AIM OF THE EXERCISE: Print all of the data below again, line for line, with nothing changed.

#### TASK DATA

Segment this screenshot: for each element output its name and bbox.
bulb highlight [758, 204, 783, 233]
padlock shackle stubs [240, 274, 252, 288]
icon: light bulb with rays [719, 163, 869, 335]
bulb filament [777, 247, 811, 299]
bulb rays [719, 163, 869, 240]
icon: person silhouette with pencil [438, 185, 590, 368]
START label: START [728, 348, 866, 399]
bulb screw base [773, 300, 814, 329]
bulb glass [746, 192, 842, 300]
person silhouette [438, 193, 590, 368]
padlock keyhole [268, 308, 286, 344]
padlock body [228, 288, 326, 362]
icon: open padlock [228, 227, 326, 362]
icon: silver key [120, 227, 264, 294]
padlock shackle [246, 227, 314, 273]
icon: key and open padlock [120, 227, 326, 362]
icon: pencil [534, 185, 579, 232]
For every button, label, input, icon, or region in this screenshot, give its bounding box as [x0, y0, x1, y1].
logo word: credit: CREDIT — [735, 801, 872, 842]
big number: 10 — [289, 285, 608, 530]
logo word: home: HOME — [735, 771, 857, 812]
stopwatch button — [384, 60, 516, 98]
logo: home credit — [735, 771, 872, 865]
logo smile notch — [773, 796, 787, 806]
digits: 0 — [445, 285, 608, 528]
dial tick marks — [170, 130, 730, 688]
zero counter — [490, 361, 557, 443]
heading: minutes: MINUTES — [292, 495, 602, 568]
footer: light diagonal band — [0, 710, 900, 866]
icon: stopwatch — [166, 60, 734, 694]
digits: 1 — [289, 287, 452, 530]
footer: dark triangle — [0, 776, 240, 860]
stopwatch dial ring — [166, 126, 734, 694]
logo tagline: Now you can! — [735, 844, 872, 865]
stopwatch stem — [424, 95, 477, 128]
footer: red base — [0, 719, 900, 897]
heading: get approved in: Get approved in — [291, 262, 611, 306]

########

REPLY TO THE EXERCISE:
Segment this screenshot: for each element output its name and bbox.
bulb highlight [758, 204, 783, 233]
padlock shackle stubs [240, 274, 252, 288]
icon: light bulb with rays [719, 163, 869, 335]
bulb filament [777, 247, 811, 299]
bulb rays [719, 163, 869, 240]
icon: person silhouette with pencil [438, 185, 590, 368]
START label: START [728, 348, 866, 399]
bulb screw base [773, 300, 814, 329]
bulb glass [746, 192, 842, 300]
person silhouette [438, 193, 590, 368]
padlock keyhole [268, 308, 286, 344]
padlock body [228, 288, 326, 362]
icon: open padlock [228, 227, 326, 362]
icon: silver key [120, 227, 264, 294]
padlock shackle [246, 227, 314, 273]
icon: key and open padlock [120, 227, 326, 362]
icon: pencil [534, 185, 579, 232]
For every button, label, input, icon, or region in this screenshot, give its bounding box as [x0, y0, x1, y1].
logo word: credit: CREDIT — [735, 801, 872, 842]
big number: 10 — [289, 285, 608, 530]
logo word: home: HOME — [735, 771, 857, 812]
stopwatch button — [384, 60, 516, 98]
logo: home credit — [735, 771, 872, 865]
logo smile notch — [773, 796, 787, 806]
digits: 0 — [445, 285, 608, 528]
dial tick marks — [170, 130, 730, 688]
zero counter — [490, 361, 557, 443]
heading: minutes: MINUTES — [292, 495, 602, 568]
footer: light diagonal band — [0, 710, 900, 866]
icon: stopwatch — [166, 60, 734, 694]
digits: 1 — [289, 287, 452, 530]
footer: dark triangle — [0, 776, 240, 860]
stopwatch dial ring — [166, 126, 734, 694]
logo tagline: Now you can! — [735, 844, 872, 865]
stopwatch stem — [424, 95, 477, 128]
footer: red base — [0, 719, 900, 897]
heading: get approved in: Get approved in — [291, 262, 611, 306]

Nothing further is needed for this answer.